### Brief
Every line below that holds the string "一次性支付" should be copied out.
— start Records provided —
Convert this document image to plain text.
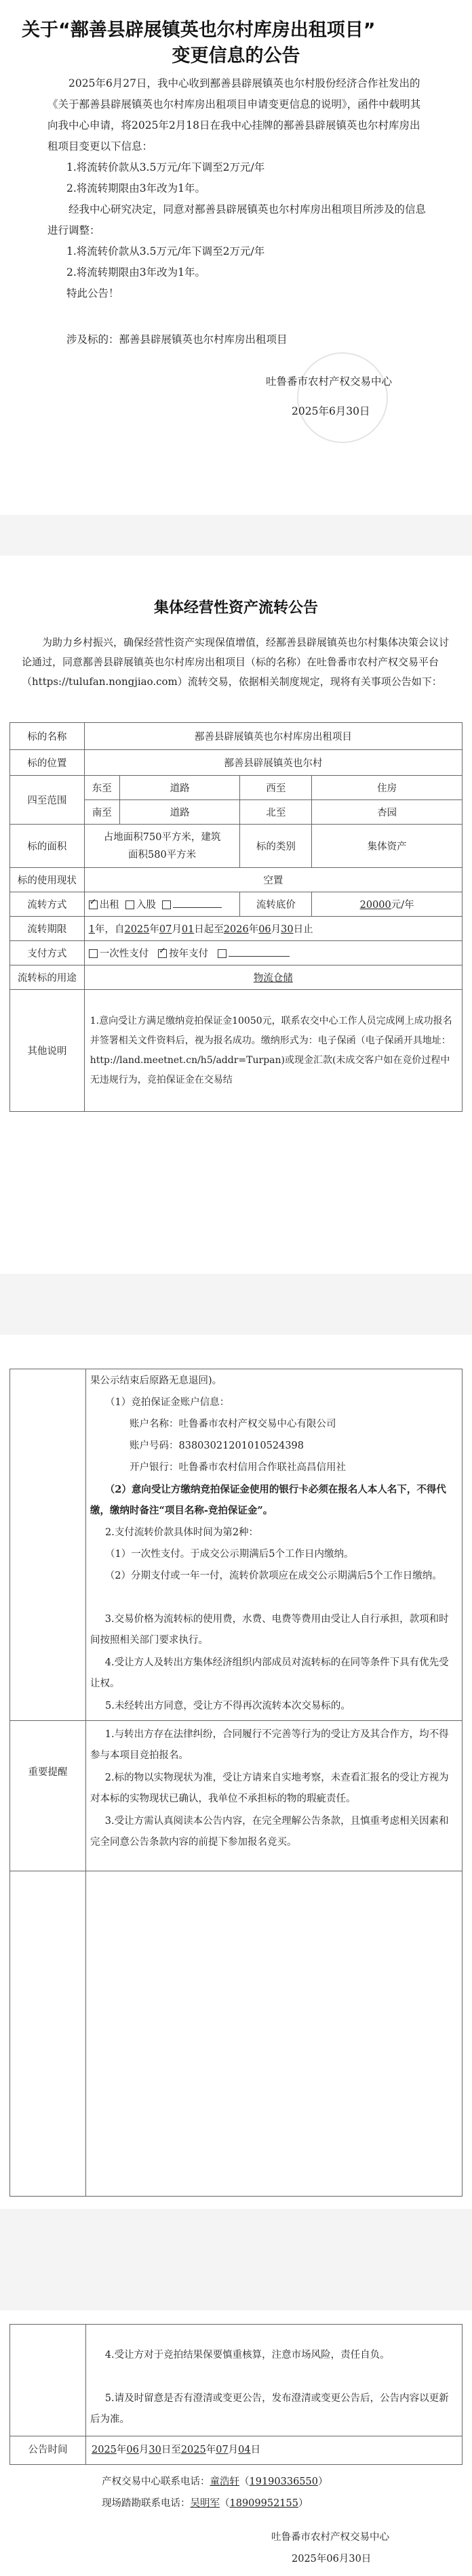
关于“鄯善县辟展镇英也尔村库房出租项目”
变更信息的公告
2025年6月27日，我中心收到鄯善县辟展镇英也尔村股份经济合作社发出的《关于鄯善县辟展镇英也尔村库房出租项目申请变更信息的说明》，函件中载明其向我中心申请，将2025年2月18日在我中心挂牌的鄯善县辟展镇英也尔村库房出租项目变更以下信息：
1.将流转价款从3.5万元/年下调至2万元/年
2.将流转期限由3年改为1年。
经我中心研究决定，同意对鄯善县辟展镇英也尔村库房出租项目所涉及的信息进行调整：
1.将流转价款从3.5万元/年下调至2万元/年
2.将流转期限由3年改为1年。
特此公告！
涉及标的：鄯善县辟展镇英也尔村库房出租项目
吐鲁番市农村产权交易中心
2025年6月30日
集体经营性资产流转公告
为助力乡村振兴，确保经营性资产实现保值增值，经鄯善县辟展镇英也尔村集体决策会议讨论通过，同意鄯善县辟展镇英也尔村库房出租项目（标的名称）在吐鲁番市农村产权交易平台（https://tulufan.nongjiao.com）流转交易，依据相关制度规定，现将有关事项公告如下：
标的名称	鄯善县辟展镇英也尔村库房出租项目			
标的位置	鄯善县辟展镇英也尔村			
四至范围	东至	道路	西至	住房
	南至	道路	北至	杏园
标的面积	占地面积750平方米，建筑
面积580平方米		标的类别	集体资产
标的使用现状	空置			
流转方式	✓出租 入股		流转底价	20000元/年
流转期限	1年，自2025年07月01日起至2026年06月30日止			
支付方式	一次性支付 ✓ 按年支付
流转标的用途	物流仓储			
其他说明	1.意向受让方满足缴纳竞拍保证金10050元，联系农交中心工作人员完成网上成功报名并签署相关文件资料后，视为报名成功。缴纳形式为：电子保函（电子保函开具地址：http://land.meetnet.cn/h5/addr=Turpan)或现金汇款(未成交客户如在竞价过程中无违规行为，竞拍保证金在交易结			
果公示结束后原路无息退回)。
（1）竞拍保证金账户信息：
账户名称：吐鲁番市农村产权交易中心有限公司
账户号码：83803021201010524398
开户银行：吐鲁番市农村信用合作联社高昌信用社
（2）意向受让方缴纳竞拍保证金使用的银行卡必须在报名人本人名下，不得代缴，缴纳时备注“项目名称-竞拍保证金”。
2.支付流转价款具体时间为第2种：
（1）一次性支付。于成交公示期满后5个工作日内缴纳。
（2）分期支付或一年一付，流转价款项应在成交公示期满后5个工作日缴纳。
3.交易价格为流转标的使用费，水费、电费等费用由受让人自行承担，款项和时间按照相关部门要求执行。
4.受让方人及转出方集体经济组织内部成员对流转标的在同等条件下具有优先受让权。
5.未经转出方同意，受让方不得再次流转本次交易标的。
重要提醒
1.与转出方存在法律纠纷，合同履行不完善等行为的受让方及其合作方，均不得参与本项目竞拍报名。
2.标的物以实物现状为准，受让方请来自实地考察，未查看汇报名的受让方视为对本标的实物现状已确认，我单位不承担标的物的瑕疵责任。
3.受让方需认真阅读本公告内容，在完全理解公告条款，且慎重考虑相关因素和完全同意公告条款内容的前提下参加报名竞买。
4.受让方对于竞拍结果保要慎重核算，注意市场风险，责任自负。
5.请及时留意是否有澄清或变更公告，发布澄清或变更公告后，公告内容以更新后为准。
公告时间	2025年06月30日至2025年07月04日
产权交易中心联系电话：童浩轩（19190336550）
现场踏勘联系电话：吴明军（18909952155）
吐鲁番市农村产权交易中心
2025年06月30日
— end Records provided —
### Solution
支付方式	一次性支付 ✓ 按年支付
（1）一次性支付。于成交公示期满后5个工作日内缴纳。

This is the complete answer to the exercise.